(Records supplied):

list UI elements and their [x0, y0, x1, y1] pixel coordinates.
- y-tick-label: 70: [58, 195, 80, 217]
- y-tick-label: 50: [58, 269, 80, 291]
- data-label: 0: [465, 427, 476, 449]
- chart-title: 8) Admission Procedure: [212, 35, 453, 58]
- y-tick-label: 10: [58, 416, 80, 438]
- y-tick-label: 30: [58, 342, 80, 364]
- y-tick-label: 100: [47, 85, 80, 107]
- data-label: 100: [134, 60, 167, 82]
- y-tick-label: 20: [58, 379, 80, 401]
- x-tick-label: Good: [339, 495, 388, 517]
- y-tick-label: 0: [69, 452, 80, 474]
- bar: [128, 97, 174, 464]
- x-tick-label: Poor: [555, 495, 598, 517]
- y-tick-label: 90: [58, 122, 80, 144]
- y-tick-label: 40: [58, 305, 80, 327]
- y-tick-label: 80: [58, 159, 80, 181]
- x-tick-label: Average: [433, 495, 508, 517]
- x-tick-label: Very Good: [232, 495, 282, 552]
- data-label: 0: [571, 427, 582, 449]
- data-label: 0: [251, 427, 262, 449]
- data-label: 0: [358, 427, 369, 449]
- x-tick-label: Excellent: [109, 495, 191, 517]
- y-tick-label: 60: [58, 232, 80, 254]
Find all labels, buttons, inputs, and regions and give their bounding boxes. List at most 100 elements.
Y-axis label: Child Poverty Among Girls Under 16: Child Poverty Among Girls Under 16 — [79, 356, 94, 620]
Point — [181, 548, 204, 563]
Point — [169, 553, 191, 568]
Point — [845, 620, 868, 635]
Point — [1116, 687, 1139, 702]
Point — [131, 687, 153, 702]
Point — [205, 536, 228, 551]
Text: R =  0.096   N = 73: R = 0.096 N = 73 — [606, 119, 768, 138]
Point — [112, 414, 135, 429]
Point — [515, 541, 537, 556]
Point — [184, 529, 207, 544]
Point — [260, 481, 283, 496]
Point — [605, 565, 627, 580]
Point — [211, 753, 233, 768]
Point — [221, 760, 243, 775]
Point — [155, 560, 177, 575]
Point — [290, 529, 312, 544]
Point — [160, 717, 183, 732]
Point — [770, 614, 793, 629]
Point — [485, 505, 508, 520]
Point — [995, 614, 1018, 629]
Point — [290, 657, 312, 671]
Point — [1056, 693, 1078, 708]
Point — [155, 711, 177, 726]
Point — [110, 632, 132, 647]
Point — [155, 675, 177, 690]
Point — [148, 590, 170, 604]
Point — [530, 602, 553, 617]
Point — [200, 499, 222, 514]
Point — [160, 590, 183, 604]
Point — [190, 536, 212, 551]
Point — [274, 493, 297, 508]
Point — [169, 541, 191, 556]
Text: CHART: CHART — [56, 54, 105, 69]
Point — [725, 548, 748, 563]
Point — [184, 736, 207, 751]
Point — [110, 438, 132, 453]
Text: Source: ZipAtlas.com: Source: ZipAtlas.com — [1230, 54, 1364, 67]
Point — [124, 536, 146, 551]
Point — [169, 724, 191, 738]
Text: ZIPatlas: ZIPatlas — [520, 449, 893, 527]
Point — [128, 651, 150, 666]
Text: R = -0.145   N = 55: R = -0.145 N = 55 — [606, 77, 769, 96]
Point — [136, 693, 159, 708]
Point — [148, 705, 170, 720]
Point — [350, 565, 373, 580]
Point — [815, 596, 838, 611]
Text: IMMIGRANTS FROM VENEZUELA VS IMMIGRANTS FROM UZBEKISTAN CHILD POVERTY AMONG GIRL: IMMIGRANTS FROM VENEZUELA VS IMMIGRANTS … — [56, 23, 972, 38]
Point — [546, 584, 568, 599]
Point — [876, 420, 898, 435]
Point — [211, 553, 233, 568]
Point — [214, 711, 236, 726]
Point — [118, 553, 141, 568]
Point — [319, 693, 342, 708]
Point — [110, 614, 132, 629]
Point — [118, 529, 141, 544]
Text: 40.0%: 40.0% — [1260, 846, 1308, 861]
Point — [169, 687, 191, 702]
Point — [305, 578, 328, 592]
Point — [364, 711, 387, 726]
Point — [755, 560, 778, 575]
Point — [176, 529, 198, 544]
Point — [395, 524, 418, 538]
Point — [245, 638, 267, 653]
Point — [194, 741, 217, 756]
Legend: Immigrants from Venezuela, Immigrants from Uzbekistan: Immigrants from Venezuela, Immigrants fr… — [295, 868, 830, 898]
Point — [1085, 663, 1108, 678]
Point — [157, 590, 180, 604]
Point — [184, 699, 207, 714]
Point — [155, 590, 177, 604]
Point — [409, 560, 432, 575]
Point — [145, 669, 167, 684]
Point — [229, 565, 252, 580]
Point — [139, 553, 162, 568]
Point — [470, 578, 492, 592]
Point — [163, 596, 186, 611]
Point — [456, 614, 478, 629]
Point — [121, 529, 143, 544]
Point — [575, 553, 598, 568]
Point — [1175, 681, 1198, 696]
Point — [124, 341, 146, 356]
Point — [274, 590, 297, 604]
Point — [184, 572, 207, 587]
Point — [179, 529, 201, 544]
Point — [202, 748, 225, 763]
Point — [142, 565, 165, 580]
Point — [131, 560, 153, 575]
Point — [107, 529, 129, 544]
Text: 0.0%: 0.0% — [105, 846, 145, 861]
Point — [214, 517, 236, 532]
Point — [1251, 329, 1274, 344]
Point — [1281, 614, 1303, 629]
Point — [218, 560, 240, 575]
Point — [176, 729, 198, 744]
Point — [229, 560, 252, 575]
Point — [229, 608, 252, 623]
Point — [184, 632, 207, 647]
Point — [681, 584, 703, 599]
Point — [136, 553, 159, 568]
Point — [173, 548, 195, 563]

(What is needed): Turn the data above into a Markdown table with the columns Row and Entry. Give each line its own numbered row and skip any blank lines.

(Answer for this exercise):
| Row | Entry |
|---|---|
| 1 | list UI elements and their [x0, y0, x1, y1] pixel coordinates. |
| 2 | - y-tick-label: 70: [58, 195, 80, 217] |
| 3 | - y-tick-label: 50: [58, 269, 80, 291] |
| 4 | - data-label: 0: [465, 427, 476, 449] |
| 5 | - chart-title: 8) Admission Procedure: [212, 35, 453, 58] |
| 6 | - y-tick-label: 10: [58, 416, 80, 438] |
| 7 | - y-tick-label: 30: [58, 342, 80, 364] |
| 8 | - y-tick-label: 100: [47, 85, 80, 107] |
| 9 | - data-label: 100: [134, 60, 167, 82] |
| 10 | - y-tick-label: 20: [58, 379, 80, 401] |
| 11 | - x-tick-label: Good: [339, 495, 388, 517] |
| 12 | - y-tick-label: 0: [69, 452, 80, 474] |
| 13 | - bar: [128, 97, 174, 464] |
| 14 | - x-tick-label: Poor: [555, 495, 598, 517] |
| 15 | - y-tick-label: 90: [58, 122, 80, 144] |
| 16 | - y-tick-label: 40: [58, 305, 80, 327] |
| 17 | - y-tick-label: 80: [58, 159, 80, 181] |
| 18 | - x-tick-label: Average: [433, 495, 508, 517] |
| 19 | - x-tick-label: Very Good: [232, 495, 282, 552] |
| 20 | - data-label: 0: [571, 427, 582, 449] |
| 21 | - data-label: 0: [251, 427, 262, 449] |
| 22 | - data-label: 0: [358, 427, 369, 449] |
| 23 | - x-tick-label: Excellent: [109, 495, 191, 517] |
| 24 | - y-tick-label: 60: [58, 232, 80, 254] |
| 25 | Find all labels, buttons, inputs, and regions and give their bounding boxes. List at most 100 elements. |
| 26 | Y-axis label: Child Poverty Among Girls Under 16: Child Poverty Among Girls Under 16 — [79, 356, 94, 620] |
| 27 | Point — [181, 548, 204, 563] |
| 28 | Point — [169, 553, 191, 568] |
| 29 | Point — [845, 620, 868, 635] |
| 30 | Point — [1116, 687, 1139, 702] |
| 31 | Point — [131, 687, 153, 702] |
| 32 | Point — [205, 536, 228, 551] |
| 33 | Text: R =  0.096   N = 73: R = 0.096 N = 73 — [606, 119, 768, 138] |
| 34 | Point — [112, 414, 135, 429] |
| 35 | Point — [515, 541, 537, 556] |
| 36 | Point — [184, 529, 207, 544] |
| 37 | Point — [260, 481, 283, 496] |
| 38 | Point — [605, 565, 627, 580] |
| 39 | Point — [211, 753, 233, 768] |
| 40 | Point — [221, 760, 243, 775] |
| 41 | Point — [155, 560, 177, 575] |
| 42 | Point — [290, 529, 312, 544] |
| 43 | Point — [160, 717, 183, 732] |
| 44 | Point — [770, 614, 793, 629] |
| 45 | Point — [485, 505, 508, 520] |
| 46 | Point — [995, 614, 1018, 629] |
| 47 | Point — [290, 657, 312, 671] |
| 48 | Point — [1056, 693, 1078, 708] |
| 49 | Point — [155, 711, 177, 726] |
| 50 | Point — [110, 632, 132, 647] |
| 51 | Point — [155, 675, 177, 690] |
| 52 | Point — [148, 590, 170, 604] |
| 53 | Point — [530, 602, 553, 617] |
| 54 | Point — [200, 499, 222, 514] |
| 55 | Point — [160, 590, 183, 604] |
| 56 | Point — [190, 536, 212, 551] |
| 57 | Point — [274, 493, 297, 508] |
| 58 | Point — [169, 541, 191, 556] |
| 59 | Text: CHART: CHART — [56, 54, 105, 69] |
| 60 | Point — [725, 548, 748, 563] |
| 61 | Point — [184, 736, 207, 751] |
| 62 | Point — [110, 438, 132, 453] |
| 63 | Text: Source: ZipAtlas.com: Source: ZipAtlas.com — [1230, 54, 1364, 67] |
| 64 | Point — [124, 536, 146, 551] |
| 65 | Point — [169, 724, 191, 738] |
| 66 | Text: ZIPatlas: ZIPatlas — [520, 449, 893, 527] |
| 67 | Point — [128, 651, 150, 666] |
| 68 | Text: R = -0.145   N = 55: R = -0.145 N = 55 — [606, 77, 769, 96] |
| 69 | Point — [136, 693, 159, 708] |
| 70 | Point — [148, 705, 170, 720] |
| 71 | Point — [350, 565, 373, 580] |
| 72 | Point — [815, 596, 838, 611] |
| 73 | Text: IMMIGRANTS FROM VENEZUELA VS IMMIGRANTS FROM UZBEKISTAN CHILD POVERTY AMONG GIRL: IMMIGRANTS FROM VENEZUELA VS IMMIGRANTS … — [56, 23, 972, 38] |
| 74 | Point — [546, 584, 568, 599] |
| 75 | Point — [876, 420, 898, 435] |
| 76 | Point — [211, 553, 233, 568] |
| 77 | Point — [214, 711, 236, 726] |
| 78 | Point — [118, 553, 141, 568] |
| 79 | Point — [319, 693, 342, 708] |
| 80 | Point — [110, 614, 132, 629] |
| 81 | Point — [118, 529, 141, 544] |
| 82 | Text: 40.0%: 40.0% — [1260, 846, 1308, 861] |
| 83 | Point — [169, 687, 191, 702] |
| 84 | Point — [305, 578, 328, 592] |
| 85 | Point — [364, 711, 387, 726] |
| 86 | Point — [755, 560, 778, 575] |
| 87 | Point — [176, 529, 198, 544] |
| 88 | Point — [395, 524, 418, 538] |
| 89 | Point — [245, 638, 267, 653] |
| 90 | Point — [194, 741, 217, 756] |
| 91 | Legend: Immigrants from Venezuela, Immigrants from Uzbekistan: Immigrants from Venezuela, Immigrants fr… — [295, 868, 830, 898] |
| 92 | Point — [1085, 663, 1108, 678] |
| 93 | Point — [157, 590, 180, 604] |
| 94 | Point — [184, 699, 207, 714] |
| 95 | Point — [155, 590, 177, 604] |
| 96 | Point — [409, 560, 432, 575] |
| 97 | Point — [145, 669, 167, 684] |
| 98 | Point — [229, 565, 252, 580] |
| 99 | Point — [139, 553, 162, 568] |
| 100 | Point — [470, 578, 492, 592] |
| 101 | Point — [163, 596, 186, 611] |
| 102 | Point — [456, 614, 478, 629] |
| 103 | Point — [121, 529, 143, 544] |
| 104 | Point — [575, 553, 598, 568] |
| 105 | Point — [1175, 681, 1198, 696] |
| 106 | Point — [124, 341, 146, 356] |
| 107 | Point — [274, 590, 297, 604] |
| 108 | Point — [184, 572, 207, 587] |
| 109 | Point — [179, 529, 201, 544] |
| 110 | Point — [202, 748, 225, 763] |
| 111 | Point — [142, 565, 165, 580] |
| 112 | Point — [131, 560, 153, 575] |
| 113 | Point — [107, 529, 129, 544] |
| 114 | Text: 0.0%: 0.0% — [105, 846, 145, 861] |
| 115 | Point — [214, 517, 236, 532] |
| 116 | Point — [1251, 329, 1274, 344] |
| 117 | Point — [1281, 614, 1303, 629] |
| 118 | Point — [218, 560, 240, 575] |
| 119 | Point — [176, 729, 198, 744] |
| 120 | Point — [229, 560, 252, 575] |
| 121 | Point — [229, 608, 252, 623] |
| 122 | Point — [184, 632, 207, 647] |
| 123 | Point — [681, 584, 703, 599] |
| 124 | Point — [136, 553, 159, 568] |
| 125 | Point — [173, 548, 195, 563] |